* BEGIN DATA PROVIDED *
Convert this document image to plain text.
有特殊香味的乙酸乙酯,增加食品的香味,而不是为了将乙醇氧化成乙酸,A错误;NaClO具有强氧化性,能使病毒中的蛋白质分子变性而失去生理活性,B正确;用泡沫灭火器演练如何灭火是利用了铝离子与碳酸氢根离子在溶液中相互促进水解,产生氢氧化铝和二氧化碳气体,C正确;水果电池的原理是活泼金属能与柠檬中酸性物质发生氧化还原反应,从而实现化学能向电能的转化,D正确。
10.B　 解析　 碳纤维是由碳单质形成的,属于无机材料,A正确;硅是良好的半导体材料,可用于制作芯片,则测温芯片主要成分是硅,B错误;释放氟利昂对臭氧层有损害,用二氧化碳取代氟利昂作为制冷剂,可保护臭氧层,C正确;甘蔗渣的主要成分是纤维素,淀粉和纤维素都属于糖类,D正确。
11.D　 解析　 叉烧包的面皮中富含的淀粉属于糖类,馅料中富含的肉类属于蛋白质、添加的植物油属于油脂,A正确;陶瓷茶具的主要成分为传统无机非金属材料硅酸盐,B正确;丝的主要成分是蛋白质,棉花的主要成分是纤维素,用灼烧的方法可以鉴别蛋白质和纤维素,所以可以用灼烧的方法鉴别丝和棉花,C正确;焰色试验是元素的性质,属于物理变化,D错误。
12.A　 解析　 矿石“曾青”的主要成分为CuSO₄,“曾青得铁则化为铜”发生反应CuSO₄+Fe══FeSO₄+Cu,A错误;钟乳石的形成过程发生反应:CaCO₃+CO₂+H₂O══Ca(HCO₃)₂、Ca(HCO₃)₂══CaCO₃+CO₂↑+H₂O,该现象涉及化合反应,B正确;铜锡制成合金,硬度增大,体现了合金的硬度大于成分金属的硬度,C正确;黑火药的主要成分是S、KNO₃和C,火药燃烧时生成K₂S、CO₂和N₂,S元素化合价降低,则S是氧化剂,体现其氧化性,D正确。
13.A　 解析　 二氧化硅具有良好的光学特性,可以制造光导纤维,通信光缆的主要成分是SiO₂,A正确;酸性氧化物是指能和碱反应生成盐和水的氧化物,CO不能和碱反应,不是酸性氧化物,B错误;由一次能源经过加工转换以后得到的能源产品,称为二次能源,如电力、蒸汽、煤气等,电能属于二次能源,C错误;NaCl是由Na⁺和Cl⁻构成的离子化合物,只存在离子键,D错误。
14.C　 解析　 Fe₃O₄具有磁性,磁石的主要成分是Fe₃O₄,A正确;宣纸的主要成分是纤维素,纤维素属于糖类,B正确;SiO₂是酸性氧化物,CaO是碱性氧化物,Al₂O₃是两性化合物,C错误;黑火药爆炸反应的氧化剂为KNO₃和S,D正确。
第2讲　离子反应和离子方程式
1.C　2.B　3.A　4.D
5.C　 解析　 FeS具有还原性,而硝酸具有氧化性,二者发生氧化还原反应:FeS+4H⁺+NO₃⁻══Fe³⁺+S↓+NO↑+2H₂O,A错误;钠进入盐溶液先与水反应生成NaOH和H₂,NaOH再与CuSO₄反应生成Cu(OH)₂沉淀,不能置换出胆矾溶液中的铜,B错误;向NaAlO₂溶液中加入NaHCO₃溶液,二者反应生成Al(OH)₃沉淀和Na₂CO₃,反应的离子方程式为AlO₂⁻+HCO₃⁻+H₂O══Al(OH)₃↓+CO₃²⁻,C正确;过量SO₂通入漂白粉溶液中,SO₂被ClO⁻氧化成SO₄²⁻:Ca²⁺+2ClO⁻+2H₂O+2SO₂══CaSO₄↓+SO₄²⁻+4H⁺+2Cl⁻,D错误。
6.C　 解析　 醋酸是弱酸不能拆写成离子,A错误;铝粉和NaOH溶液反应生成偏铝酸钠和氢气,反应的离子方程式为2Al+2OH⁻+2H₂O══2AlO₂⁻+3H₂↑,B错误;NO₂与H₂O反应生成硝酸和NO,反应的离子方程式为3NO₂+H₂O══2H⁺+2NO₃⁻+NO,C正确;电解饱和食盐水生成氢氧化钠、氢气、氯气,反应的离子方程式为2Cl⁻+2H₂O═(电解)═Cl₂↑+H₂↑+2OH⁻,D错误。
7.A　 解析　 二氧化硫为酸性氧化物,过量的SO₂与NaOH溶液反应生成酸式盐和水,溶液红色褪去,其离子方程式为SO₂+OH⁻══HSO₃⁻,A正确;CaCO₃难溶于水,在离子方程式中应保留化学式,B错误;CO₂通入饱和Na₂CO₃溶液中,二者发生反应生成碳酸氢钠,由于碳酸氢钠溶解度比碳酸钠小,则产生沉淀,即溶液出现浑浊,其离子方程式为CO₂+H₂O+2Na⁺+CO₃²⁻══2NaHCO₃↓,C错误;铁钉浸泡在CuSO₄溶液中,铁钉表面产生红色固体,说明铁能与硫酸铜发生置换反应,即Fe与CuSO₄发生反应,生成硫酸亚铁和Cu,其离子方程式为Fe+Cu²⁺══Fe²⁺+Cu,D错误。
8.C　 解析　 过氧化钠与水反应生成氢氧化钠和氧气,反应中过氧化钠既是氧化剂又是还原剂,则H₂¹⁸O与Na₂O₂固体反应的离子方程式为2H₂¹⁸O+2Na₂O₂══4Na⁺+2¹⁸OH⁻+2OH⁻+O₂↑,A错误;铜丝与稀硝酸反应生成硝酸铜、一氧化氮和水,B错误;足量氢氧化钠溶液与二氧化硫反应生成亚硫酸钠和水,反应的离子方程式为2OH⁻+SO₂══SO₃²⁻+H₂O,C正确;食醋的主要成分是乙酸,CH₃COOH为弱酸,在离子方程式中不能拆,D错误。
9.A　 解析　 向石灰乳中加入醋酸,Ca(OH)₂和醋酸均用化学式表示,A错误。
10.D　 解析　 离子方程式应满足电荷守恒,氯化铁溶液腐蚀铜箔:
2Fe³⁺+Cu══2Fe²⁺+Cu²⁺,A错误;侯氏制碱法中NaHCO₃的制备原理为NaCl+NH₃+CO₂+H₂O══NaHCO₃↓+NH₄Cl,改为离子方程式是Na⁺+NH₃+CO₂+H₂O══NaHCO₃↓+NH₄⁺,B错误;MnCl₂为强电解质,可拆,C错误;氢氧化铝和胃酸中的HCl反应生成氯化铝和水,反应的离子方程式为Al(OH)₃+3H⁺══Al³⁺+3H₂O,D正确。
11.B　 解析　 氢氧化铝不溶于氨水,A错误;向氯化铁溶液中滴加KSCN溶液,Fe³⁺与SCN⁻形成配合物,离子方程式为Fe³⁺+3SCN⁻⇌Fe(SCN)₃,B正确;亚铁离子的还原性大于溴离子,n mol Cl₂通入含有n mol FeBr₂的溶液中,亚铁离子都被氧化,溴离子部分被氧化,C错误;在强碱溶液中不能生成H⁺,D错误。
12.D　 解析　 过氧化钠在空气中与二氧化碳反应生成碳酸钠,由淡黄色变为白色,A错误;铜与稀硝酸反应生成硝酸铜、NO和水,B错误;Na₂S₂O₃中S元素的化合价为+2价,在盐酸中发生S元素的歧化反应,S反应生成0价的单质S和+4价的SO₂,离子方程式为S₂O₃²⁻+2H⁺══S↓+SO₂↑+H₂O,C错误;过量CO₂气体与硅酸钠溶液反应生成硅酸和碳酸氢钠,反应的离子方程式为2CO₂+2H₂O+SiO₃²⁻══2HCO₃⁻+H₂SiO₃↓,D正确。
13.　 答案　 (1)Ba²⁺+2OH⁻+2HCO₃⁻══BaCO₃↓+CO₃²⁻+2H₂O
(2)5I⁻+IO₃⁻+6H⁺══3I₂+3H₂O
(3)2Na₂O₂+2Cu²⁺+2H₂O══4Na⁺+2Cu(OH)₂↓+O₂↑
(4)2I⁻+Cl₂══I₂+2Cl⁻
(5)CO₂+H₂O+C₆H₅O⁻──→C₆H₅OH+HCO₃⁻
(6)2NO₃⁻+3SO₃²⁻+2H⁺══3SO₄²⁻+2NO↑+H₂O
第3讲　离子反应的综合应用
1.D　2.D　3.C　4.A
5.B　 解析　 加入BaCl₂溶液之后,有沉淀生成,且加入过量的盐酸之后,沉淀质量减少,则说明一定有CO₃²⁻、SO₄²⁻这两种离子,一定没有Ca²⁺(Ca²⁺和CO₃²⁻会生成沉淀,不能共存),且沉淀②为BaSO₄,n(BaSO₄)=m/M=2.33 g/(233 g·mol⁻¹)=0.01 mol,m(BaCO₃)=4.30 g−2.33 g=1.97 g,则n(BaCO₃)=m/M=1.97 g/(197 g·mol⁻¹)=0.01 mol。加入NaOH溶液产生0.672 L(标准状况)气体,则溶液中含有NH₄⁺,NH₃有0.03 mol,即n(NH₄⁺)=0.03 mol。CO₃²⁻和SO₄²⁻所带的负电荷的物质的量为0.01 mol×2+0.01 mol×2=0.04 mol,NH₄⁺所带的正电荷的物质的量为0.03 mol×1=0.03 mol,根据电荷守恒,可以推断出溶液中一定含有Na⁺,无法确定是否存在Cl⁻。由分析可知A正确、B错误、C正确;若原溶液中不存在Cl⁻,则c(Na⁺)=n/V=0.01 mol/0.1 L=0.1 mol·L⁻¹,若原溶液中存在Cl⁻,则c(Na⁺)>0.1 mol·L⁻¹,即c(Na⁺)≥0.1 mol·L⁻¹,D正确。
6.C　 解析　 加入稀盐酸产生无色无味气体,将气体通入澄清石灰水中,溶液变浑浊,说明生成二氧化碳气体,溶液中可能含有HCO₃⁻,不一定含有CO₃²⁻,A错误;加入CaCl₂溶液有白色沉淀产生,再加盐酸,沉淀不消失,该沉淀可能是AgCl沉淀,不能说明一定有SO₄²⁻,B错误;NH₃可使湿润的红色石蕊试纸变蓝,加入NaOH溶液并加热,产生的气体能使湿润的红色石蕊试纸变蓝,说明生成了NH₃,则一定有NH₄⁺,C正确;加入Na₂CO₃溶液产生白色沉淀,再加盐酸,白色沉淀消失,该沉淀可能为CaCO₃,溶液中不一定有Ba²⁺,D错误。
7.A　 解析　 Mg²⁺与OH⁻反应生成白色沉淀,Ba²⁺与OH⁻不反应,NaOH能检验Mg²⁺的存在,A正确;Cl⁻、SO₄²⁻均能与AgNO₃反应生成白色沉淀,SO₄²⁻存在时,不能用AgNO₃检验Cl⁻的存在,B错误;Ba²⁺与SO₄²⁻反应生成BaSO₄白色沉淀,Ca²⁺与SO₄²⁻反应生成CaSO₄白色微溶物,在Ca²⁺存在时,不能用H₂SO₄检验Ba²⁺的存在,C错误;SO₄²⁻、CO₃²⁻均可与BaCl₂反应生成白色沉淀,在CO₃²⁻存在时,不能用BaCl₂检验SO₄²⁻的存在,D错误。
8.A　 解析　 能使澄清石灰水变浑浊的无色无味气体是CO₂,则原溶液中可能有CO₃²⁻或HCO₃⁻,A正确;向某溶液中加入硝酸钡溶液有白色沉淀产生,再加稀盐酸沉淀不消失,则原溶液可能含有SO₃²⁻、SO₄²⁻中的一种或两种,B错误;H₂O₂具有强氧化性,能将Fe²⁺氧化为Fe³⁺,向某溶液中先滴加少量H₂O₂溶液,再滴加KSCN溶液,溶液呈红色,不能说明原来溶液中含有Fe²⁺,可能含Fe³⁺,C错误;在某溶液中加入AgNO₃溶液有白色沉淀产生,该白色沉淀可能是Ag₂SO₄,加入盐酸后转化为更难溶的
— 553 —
* END DATA PROVIDED *
**INSTRUCTIONS TO FOLLOW:**
Read the entries and select each line where the word "BaCO₃" is found.

**RESPONSE:**
13.　 答案　 (1)Ba²⁺+2OH⁻+2HCO₃⁻══BaCO₃↓+CO₃²⁻+2H₂O
5.B　 解析　 加入BaCl₂溶液之后,有沉淀生成,且加入过量的盐酸之后,沉淀质量减少,则说明一定有CO₃²⁻、SO₄²⁻这两种离子,一定没有Ca²⁺(Ca²⁺和CO₃²⁻会生成沉淀,不能共存),且沉淀②为BaSO₄,n(BaSO₄)=m/M=2.33 g/(233 g·mol⁻¹)=0.01 mol,m(BaCO₃)=4.30 g−2.33 g=1.97 g,则n(BaCO₃)=m/M=1.97 g/(197 g·mol⁻¹)=0.01 mol。加入NaOH溶液产生0.672 L(标准状况)气体,则溶液中含有NH₄⁺,NH₃有0.03 mol,即n(NH₄⁺)=0.03 mol。CO₃²⁻和SO₄²⁻所带的负电荷的物质的量为0.01 mol×2+0.01 mol×2=0.04 mol,NH₄⁺所带的正电荷的物质的量为0.03 mol×1=0.03 mol,根据电荷守恒,可以推断出溶液中一定含有Na⁺,无法确定是否存在Cl⁻。由分析可知A正确、B错误、C正确;若原溶液中不存在Cl⁻,则c(Na⁺)=n/V=0.01 mol/0.1 L=0.1 mol·L⁻¹,若原溶液中存在Cl⁻,则c(Na⁺)>0.1 mol·L⁻¹,即c(Na⁺)≥0.1 mol·L⁻¹,D正确。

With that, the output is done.